* _Exercise brief_
Your answer should be a single number: how many lines in the data below hold the string "fixed".

* _Data supplied_
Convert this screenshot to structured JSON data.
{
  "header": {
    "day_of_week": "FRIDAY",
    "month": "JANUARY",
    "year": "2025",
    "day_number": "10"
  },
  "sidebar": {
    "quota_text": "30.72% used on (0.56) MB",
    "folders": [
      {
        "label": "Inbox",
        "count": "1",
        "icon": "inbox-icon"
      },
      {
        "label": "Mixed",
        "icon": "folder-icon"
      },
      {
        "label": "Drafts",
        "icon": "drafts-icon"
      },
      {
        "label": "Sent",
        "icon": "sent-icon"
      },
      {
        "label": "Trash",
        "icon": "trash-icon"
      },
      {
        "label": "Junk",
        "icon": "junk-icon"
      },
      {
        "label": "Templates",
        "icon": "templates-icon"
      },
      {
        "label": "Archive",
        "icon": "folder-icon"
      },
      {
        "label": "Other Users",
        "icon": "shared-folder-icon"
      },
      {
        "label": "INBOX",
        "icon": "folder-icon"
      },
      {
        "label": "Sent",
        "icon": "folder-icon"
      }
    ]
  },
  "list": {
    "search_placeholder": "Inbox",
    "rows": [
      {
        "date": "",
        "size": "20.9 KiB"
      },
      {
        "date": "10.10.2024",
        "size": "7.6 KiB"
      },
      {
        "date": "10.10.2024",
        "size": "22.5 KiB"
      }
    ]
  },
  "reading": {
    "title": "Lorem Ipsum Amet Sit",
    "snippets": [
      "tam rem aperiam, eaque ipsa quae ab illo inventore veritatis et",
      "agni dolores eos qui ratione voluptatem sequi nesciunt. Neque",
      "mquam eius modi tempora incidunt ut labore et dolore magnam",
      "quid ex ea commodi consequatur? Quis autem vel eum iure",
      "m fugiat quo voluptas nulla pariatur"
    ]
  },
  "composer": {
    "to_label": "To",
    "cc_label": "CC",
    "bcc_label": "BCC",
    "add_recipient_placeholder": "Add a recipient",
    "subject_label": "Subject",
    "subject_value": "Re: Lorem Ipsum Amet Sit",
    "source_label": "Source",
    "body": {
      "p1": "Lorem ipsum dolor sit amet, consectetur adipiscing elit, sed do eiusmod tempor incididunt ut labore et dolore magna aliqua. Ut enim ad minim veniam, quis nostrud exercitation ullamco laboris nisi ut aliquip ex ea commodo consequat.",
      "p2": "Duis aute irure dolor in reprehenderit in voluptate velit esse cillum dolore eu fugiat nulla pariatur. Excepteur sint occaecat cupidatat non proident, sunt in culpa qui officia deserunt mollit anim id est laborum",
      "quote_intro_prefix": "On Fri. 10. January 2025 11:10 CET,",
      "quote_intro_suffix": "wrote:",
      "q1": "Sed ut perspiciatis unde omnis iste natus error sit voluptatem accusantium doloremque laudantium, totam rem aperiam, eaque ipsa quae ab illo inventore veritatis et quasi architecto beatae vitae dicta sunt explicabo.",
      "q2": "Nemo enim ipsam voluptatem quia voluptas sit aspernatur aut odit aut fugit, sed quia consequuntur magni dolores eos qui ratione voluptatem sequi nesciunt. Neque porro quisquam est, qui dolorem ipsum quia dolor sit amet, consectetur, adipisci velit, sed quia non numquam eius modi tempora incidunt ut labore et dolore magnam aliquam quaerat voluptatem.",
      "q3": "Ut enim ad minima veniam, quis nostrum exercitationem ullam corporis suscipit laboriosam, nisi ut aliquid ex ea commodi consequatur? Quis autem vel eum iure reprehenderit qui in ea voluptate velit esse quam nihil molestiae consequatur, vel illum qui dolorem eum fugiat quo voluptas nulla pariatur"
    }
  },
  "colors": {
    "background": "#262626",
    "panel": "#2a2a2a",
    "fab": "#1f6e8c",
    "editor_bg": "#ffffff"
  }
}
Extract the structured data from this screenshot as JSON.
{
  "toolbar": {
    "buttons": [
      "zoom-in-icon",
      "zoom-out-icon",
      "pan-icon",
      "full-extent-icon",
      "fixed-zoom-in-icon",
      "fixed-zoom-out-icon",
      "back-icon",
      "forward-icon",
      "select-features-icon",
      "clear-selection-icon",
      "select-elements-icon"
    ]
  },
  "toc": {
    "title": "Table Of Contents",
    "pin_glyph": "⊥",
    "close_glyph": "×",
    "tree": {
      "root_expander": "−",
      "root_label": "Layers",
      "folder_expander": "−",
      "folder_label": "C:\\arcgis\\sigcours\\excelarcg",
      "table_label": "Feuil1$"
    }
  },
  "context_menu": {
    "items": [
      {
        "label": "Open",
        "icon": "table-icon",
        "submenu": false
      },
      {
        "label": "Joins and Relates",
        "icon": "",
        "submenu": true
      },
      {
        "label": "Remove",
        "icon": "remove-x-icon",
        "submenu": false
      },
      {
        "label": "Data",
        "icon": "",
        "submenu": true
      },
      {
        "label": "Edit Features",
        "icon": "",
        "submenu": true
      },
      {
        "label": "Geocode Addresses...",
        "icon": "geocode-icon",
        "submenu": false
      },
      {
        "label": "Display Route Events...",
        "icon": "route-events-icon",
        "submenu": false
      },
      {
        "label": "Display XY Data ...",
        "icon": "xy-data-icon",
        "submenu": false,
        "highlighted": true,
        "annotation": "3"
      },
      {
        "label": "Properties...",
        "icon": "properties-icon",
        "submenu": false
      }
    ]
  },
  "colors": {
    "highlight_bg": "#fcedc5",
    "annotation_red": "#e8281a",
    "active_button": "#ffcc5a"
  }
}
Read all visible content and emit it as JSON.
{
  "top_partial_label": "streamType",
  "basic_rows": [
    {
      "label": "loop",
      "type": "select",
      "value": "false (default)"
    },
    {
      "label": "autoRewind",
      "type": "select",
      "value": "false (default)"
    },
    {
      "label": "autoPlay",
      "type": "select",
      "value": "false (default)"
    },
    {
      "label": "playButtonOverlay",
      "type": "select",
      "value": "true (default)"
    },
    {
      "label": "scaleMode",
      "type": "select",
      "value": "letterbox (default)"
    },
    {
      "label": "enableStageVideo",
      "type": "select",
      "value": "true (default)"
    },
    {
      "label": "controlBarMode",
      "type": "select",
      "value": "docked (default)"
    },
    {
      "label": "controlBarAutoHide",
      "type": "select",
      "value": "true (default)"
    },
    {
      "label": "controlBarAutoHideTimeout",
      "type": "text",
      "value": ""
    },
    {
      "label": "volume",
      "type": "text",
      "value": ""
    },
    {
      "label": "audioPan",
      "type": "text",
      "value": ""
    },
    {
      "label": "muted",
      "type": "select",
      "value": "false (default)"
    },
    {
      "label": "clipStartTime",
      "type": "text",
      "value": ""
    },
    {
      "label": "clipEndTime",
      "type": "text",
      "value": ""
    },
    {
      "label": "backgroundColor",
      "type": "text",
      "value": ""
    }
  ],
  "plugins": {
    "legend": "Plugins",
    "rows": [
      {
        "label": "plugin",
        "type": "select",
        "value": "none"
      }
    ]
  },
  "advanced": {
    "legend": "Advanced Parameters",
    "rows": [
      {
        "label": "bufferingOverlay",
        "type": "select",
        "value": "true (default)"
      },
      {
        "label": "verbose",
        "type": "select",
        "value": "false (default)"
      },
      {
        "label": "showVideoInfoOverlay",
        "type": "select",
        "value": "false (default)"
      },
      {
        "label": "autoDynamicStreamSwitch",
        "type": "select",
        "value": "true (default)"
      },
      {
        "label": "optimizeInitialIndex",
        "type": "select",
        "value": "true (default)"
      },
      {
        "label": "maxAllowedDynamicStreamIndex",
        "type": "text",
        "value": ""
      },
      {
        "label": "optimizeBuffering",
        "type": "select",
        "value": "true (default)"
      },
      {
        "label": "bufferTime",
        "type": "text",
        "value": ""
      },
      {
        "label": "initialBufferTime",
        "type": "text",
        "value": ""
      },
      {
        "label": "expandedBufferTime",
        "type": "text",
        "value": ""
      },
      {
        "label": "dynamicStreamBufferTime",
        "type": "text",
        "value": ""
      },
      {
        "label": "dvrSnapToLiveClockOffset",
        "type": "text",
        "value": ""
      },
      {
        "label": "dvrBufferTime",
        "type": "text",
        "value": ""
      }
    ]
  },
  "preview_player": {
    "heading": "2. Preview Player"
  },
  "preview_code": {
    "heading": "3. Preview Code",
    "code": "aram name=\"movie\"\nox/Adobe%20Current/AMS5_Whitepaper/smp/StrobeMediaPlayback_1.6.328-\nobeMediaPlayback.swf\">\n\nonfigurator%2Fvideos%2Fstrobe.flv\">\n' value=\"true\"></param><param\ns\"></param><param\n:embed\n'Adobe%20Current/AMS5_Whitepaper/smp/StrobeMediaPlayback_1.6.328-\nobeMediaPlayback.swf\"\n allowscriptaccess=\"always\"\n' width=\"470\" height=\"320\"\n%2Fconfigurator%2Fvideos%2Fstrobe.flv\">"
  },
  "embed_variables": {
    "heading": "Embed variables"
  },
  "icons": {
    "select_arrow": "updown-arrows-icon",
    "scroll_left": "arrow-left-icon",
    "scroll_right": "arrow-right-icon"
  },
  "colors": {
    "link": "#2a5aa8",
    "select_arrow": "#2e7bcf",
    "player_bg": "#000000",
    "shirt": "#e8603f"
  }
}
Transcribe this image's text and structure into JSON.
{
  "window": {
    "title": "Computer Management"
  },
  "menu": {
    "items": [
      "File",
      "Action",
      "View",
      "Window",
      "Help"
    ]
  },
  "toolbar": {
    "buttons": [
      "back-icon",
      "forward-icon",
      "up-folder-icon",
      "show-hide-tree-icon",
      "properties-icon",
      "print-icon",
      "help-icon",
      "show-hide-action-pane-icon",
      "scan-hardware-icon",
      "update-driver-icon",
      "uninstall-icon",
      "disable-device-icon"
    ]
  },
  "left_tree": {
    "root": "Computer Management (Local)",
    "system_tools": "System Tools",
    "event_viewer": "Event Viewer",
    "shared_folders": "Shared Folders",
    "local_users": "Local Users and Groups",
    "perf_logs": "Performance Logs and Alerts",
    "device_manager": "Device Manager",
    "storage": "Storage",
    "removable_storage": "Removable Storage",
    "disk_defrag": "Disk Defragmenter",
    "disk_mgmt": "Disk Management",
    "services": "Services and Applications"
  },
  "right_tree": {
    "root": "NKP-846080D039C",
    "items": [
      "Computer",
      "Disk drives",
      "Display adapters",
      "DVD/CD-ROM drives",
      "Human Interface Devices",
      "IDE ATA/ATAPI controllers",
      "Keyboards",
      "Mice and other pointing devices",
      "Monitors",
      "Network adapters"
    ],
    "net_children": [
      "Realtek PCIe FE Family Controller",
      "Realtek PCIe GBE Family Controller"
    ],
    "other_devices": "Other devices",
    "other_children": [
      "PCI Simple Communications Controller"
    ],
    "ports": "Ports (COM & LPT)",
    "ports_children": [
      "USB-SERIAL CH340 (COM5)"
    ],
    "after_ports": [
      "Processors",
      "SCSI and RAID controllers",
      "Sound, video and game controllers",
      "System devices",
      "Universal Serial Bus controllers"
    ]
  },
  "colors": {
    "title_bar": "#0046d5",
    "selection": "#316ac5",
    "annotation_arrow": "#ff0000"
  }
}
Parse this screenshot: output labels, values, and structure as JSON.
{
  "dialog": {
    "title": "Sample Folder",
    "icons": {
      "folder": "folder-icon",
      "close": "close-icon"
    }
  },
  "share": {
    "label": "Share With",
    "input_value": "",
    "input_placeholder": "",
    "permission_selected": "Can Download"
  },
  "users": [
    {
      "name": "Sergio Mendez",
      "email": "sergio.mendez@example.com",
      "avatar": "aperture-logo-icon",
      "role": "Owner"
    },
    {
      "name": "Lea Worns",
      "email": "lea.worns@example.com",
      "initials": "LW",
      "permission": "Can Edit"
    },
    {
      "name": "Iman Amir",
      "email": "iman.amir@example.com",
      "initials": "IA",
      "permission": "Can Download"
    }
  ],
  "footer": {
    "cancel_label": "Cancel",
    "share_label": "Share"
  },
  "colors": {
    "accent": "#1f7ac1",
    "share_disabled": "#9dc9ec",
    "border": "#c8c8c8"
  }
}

* _Correct output_
2